### Problem details
Reproduce all entries precisely as they are written.

### Data for the task

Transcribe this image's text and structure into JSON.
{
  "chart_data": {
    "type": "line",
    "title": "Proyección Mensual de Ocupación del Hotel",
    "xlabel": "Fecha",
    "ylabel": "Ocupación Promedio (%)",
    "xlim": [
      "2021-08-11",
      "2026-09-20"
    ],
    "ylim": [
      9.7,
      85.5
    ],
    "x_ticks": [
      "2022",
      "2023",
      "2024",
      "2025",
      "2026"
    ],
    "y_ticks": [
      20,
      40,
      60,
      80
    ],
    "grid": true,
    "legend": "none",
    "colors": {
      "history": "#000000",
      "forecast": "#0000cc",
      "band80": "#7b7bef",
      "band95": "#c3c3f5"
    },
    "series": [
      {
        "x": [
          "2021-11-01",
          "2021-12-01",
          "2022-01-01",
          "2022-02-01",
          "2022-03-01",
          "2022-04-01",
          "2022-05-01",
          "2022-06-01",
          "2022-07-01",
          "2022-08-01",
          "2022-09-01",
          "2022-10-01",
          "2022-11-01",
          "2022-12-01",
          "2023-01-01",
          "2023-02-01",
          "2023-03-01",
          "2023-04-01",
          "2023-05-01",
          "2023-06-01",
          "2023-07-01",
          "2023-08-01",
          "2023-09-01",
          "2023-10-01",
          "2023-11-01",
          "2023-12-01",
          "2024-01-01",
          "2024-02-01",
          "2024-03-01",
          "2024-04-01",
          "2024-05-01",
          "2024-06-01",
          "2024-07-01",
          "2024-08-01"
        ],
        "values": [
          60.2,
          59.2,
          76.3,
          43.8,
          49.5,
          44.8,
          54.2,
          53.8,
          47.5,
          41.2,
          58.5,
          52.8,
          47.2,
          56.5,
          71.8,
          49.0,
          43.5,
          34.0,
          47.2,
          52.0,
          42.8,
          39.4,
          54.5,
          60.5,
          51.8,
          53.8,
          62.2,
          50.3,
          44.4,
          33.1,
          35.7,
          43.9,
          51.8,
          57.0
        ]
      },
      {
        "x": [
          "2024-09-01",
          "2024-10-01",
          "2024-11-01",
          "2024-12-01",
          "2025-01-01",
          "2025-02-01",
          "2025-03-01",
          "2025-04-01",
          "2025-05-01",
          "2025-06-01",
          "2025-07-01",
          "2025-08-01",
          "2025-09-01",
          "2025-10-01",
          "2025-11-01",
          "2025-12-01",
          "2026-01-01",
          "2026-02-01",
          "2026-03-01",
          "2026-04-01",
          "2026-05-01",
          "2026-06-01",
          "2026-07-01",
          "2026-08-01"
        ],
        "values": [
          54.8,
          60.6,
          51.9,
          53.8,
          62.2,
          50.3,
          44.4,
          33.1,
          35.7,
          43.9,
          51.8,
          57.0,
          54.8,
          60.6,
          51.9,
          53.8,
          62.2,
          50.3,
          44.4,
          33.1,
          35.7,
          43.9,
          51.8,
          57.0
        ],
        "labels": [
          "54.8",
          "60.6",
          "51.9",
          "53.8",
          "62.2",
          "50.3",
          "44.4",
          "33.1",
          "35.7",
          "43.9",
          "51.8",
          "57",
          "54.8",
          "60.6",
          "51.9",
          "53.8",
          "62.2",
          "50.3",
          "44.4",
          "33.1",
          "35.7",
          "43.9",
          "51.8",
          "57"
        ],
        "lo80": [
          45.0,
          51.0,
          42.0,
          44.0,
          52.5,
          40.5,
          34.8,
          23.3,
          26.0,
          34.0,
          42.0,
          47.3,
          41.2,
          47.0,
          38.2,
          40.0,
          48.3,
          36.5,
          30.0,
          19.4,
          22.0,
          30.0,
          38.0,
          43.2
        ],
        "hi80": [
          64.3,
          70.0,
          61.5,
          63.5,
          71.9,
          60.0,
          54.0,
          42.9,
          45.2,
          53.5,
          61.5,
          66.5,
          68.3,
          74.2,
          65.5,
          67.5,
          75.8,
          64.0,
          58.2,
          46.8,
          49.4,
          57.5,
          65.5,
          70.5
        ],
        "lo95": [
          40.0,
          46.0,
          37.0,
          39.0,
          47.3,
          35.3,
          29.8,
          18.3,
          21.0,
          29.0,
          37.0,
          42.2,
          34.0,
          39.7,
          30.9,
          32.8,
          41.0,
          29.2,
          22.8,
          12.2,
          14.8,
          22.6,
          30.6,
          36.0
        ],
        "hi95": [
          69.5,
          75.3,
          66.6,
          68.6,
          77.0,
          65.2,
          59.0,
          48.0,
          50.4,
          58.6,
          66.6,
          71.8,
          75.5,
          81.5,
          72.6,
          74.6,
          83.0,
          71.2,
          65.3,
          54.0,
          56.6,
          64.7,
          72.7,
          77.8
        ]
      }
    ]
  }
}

### Reply to the exercise
Transcribe this image's text and structure into JSON.
{
  "chart_data": {
    "type": "line",
    "title": "Proyección Mensual de Ocupación del Hotel",
    "xlabel": "Fecha",
    "ylabel": "Ocupación Promedio (%)",
    "xlim": [
      "2021-08-11",
      "2026-09-20"
    ],
    "ylim": [
      9.7,
      85.5
    ],
    "x_ticks": [
      "2022",
      "2023",
      "2024",
      "2025",
      "2026"
    ],
    "y_ticks": [
      20,
      40,
      60,
      80
    ],
    "grid": true,
    "legend": "none",
    "colors": {
      "history": "#000000",
      "forecast": "#0000cc",
      "band80": "#7b7bef",
      "band95": "#c3c3f5"
    },
    "series": [
      {
        "x": [
          "2021-11-01",
          "2021-12-01",
          "2022-01-01",
          "2022-02-01",
          "2022-03-01",
          "2022-04-01",
          "2022-05-01",
          "2022-06-01",
          "2022-07-01",
          "2022-08-01",
          "2022-09-01",
          "2022-10-01",
          "2022-11-01",
          "2022-12-01",
          "2023-01-01",
          "2023-02-01",
          "2023-03-01",
          "2023-04-01",
          "2023-05-01",
          "2023-06-01",
          "2023-07-01",
          "2023-08-01",
          "2023-09-01",
          "2023-10-01",
          "2023-11-01",
          "2023-12-01",
          "2024-01-01",
          "2024-02-01",
          "2024-03-01",
          "2024-04-01",
          "2024-05-01",
          "2024-06-01",
          "2024-07-01",
          "2024-08-01"
        ],
        "values": [
          60.2,
          59.2,
          76.3,
          43.8,
          49.5,
          44.8,
          54.2,
          53.8,
          47.5,
          41.2,
          58.5,
          52.8,
          47.2,
          56.5,
          71.8,
          49.0,
          43.5,
          34.0,
          47.2,
          52.0,
          42.8,
          39.4,
          54.5,
          60.5,
          51.8,
          53.8,
          62.2,
          50.3,
          44.4,
          33.1,
          35.7,
          43.9,
          51.8,
          57.0
        ]
      },
      {
        "x": [
          "2024-09-01",
          "2024-10-01",
          "2024-11-01",
          "2024-12-01",
          "2025-01-01",
          "2025-02-01",
          "2025-03-01",
          "2025-04-01",
          "2025-05-01",
          "2025-06-01",
          "2025-07-01",
          "2025-08-01",
          "2025-09-01",
          "2025-10-01",
          "2025-11-01",
          "2025-12-01",
          "2026-01-01",
          "2026-02-01",
          "2026-03-01",
          "2026-04-01",
          "2026-05-01",
          "2026-06-01",
          "2026-07-01",
          "2026-08-01"
        ],
        "values": [
          54.8,
          60.6,
          51.9,
          53.8,
          62.2,
          50.3,
          44.4,
          33.1,
          35.7,
          43.9,
          51.8,
          57.0,
          54.8,
          60.6,
          51.9,
          53.8,
          62.2,
          50.3,
          44.4,
          33.1,
          35.7,
          43.9,
          51.8,
          57.0
        ],
        "labels": [
          "54.8",
          "60.6",
          "51.9",
          "53.8",
          "62.2",
          "50.3",
          "44.4",
          "33.1",
          "35.7",
          "43.9",
          "51.8",
          "57",
          "54.8",
          "60.6",
          "51.9",
          "53.8",
          "62.2",
          "50.3",
          "44.4",
          "33.1",
          "35.7",
          "43.9",
          "51.8",
          "57"
        ],
        "lo80": [
          45.0,
          51.0,
          42.0,
          44.0,
          52.5,
          40.5,
          34.8,
          23.3,
          26.0,
          34.0,
          42.0,
          47.3,
          41.2,
          47.0,
          38.2,
          40.0,
          48.3,
          36.5,
          30.0,
          19.4,
          22.0,
          30.0,
          38.0,
          43.2
        ],
        "hi80": [
          64.3,
          70.0,
          61.5,
          63.5,
          71.9,
          60.0,
          54.0,
          42.9,
          45.2,
          53.5,
          61.5,
          66.5,
          68.3,
          74.2,
          65.5,
          67.5,
          75.8,
          64.0,
          58.2,
          46.8,
          49.4,
          57.5,
          65.5,
          70.5
        ],
        "lo95": [
          40.0,
          46.0,
          37.0,
          39.0,
          47.3,
          35.3,
          29.8,
          18.3,
          21.0,
          29.0,
          37.0,
          42.2,
          34.0,
          39.7,
          30.9,
          32.8,
          41.0,
          29.2,
          22.8,
          12.2,
          14.8,
          22.6,
          30.6,
          36.0
        ],
        "hi95": [
          69.5,
          75.3,
          66.6,
          68.6,
          77.0,
          65.2,
          59.0,
          48.0,
          50.4,
          58.6,
          66.6,
          71.8,
          75.5,
          81.5,
          72.6,
          74.6,
          83.0,
          71.2,
          65.3,
          54.0,
          56.6,
          64.7,
          72.7,
          77.8
        ]
      }
    ]
  }
}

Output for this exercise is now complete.